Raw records
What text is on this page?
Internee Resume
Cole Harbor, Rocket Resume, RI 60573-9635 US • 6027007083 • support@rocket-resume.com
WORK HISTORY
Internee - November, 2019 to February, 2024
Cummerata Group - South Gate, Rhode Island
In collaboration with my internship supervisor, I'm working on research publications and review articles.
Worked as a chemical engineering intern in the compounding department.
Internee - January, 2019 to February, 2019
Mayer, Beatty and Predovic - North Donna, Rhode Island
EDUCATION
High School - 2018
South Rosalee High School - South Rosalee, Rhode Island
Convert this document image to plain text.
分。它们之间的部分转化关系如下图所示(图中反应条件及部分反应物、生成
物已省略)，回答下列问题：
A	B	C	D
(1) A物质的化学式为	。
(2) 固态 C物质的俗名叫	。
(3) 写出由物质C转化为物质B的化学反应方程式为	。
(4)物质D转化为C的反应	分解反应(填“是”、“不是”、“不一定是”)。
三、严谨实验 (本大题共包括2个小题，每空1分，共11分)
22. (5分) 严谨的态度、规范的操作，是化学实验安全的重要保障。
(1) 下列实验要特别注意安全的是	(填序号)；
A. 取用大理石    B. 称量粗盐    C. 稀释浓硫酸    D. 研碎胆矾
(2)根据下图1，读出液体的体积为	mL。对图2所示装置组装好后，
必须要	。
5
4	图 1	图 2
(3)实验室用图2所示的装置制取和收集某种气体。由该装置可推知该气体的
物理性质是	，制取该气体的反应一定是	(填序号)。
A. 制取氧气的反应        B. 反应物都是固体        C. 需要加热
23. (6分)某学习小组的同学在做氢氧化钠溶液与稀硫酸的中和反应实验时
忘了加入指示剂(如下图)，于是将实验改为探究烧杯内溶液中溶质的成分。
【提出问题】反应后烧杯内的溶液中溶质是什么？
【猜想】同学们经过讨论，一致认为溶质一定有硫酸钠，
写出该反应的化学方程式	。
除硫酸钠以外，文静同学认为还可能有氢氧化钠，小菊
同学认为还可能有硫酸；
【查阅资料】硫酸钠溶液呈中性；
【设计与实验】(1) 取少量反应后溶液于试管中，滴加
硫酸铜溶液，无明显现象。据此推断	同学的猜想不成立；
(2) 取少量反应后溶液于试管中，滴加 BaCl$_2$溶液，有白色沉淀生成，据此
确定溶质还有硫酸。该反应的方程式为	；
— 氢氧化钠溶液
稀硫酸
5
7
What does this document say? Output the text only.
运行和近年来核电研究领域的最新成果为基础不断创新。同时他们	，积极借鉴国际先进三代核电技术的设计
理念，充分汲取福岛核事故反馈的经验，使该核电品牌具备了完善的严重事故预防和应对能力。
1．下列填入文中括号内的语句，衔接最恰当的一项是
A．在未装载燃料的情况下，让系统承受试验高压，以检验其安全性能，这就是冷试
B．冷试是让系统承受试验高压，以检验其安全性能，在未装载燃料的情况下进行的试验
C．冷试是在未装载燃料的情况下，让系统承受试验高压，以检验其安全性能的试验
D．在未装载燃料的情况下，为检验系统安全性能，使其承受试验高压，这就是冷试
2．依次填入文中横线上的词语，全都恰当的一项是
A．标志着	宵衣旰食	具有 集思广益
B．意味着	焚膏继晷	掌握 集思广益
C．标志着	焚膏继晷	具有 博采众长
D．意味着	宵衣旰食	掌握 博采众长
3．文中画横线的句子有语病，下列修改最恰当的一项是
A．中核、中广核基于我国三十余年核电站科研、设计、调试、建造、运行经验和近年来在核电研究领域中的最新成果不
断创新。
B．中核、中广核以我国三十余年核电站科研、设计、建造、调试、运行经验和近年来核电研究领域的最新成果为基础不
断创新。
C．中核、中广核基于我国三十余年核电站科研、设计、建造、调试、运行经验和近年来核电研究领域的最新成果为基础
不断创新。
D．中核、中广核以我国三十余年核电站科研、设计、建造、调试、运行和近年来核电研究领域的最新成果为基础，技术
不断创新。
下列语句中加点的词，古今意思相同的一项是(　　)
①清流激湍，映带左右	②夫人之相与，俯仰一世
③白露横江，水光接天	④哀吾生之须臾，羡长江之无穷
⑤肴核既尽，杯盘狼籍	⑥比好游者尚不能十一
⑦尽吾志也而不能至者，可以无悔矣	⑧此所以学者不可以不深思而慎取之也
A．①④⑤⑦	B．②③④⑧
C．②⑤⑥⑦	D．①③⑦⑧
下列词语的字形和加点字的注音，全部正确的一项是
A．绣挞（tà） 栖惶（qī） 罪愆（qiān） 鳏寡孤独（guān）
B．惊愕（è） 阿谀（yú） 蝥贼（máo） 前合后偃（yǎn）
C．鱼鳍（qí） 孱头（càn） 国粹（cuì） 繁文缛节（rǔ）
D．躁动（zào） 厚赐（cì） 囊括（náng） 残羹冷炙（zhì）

THE TASK
Please give back all of the records exactly as written.

ANSWER TO THIS EXERCISE
What text is on this page?
Internee Resume
Cole Harbor, Rocket Resume, RI 60573-9635 US • 6027007083 • support@rocket-resume.com
WORK HISTORY
Internee - November, 2019 to February, 2024
Cummerata Group - South Gate, Rhode Island
In collaboration with my internship supervisor, I'm working on research publications and review articles.
Worked as a chemical engineering intern in the compounding department.
Internee - January, 2019 to February, 2019
Mayer, Beatty and Predovic - North Donna, Rhode Island
EDUCATION
High School - 2018
South Rosalee High School - South Rosalee, Rhode Island
Convert this document image to plain text.
分。它们之间的部分转化关系如下图所示(图中反应条件及部分反应物、生成
物已省略)，回答下列问题：
A	B	C	D
(1) A物质的化学式为	。
(2) 固态 C物质的俗名叫	。
(3) 写出由物质C转化为物质B的化学反应方程式为	。
(4)物质D转化为C的反应	分解反应(填“是”、“不是”、“不一定是”)。
三、严谨实验 (本大题共包括2个小题，每空1分，共11分)
22. (5分) 严谨的态度、规范的操作，是化学实验安全的重要保障。
(1) 下列实验要特别注意安全的是	(填序号)；
A. 取用大理石    B. 称量粗盐    C. 稀释浓硫酸    D. 研碎胆矾
(2)根据下图1，读出液体的体积为	mL。对图2所示装置组装好后，
必须要	。
5
4	图 1	图 2
(3)实验室用图2所示的装置制取和收集某种气体。由该装置可推知该气体的
物理性质是	，制取该气体的反应一定是	(填序号)。
A. 制取氧气的反应        B. 反应物都是固体        C. 需要加热
23. (6分)某学习小组的同学在做氢氧化钠溶液与稀硫酸的中和反应实验时
忘了加入指示剂(如下图)，于是将实验改为探究烧杯内溶液中溶质的成分。
【提出问题】反应后烧杯内的溶液中溶质是什么？
【猜想】同学们经过讨论，一致认为溶质一定有硫酸钠，
写出该反应的化学方程式	。
除硫酸钠以外，文静同学认为还可能有氢氧化钠，小菊
同学认为还可能有硫酸；
【查阅资料】硫酸钠溶液呈中性；
【设计与实验】(1) 取少量反应后溶液于试管中，滴加
硫酸铜溶液，无明显现象。据此推断	同学的猜想不成立；
(2) 取少量反应后溶液于试管中，滴加 BaCl$_2$溶液，有白色沉淀生成，据此
确定溶质还有硫酸。该反应的方程式为	；
— 氢氧化钠溶液
稀硫酸
5
7
What does this document say? Output the text only.
运行和近年来核电研究领域的最新成果为基础不断创新。同时他们	，积极借鉴国际先进三代核电技术的设计
理念，充分汲取福岛核事故反馈的经验，使该核电品牌具备了完善的严重事故预防和应对能力。
1．下列填入文中括号内的语句，衔接最恰当的一项是
A．在未装载燃料的情况下，让系统承受试验高压，以检验其安全性能，这就是冷试
B．冷试是让系统承受试验高压，以检验其安全性能，在未装载燃料的情况下进行的试验
C．冷试是在未装载燃料的情况下，让系统承受试验高压，以检验其安全性能的试验
D．在未装载燃料的情况下，为检验系统安全性能，使其承受试验高压，这就是冷试
2．依次填入文中横线上的词语，全都恰当的一项是
A．标志着	宵衣旰食	具有 集思广益
B．意味着	焚膏继晷	掌握 集思广益
C．标志着	焚膏继晷	具有 博采众长
D．意味着	宵衣旰食	掌握 博采众长
3．文中画横线的句子有语病，下列修改最恰当的一项是
A．中核、中广核基于我国三十余年核电站科研、设计、调试、建造、运行经验和近年来在核电研究领域中的最新成果不
断创新。
B．中核、中广核以我国三十余年核电站科研、设计、建造、调试、运行经验和近年来核电研究领域的最新成果为基础不
断创新。
C．中核、中广核基于我国三十余年核电站科研、设计、建造、调试、运行经验和近年来核电研究领域的最新成果为基础
不断创新。
D．中核、中广核以我国三十余年核电站科研、设计、建造、调试、运行和近年来核电研究领域的最新成果为基础，技术
不断创新。
下列语句中加点的词，古今意思相同的一项是(　　)
①清流激湍，映带左右	②夫人之相与，俯仰一世
③白露横江，水光接天	④哀吾生之须臾，羡长江之无穷
⑤肴核既尽，杯盘狼籍	⑥比好游者尚不能十一
⑦尽吾志也而不能至者，可以无悔矣	⑧此所以学者不可以不深思而慎取之也
A．①④⑤⑦	B．②③④⑧
C．②⑤⑥⑦	D．①③⑦⑧
下列词语的字形和加点字的注音，全部正确的一项是
A．绣挞（tà） 栖惶（qī） 罪愆（qiān） 鳏寡孤独（guān）
B．惊愕（è） 阿谀（yú） 蝥贼（máo） 前合后偃（yǎn）
C．鱼鳍（qí） 孱头（càn） 国粹（cuì） 繁文缛节（rǔ）
D．躁动（zào） 厚赐（cì） 囊括（náng） 残羹冷炙（zhì）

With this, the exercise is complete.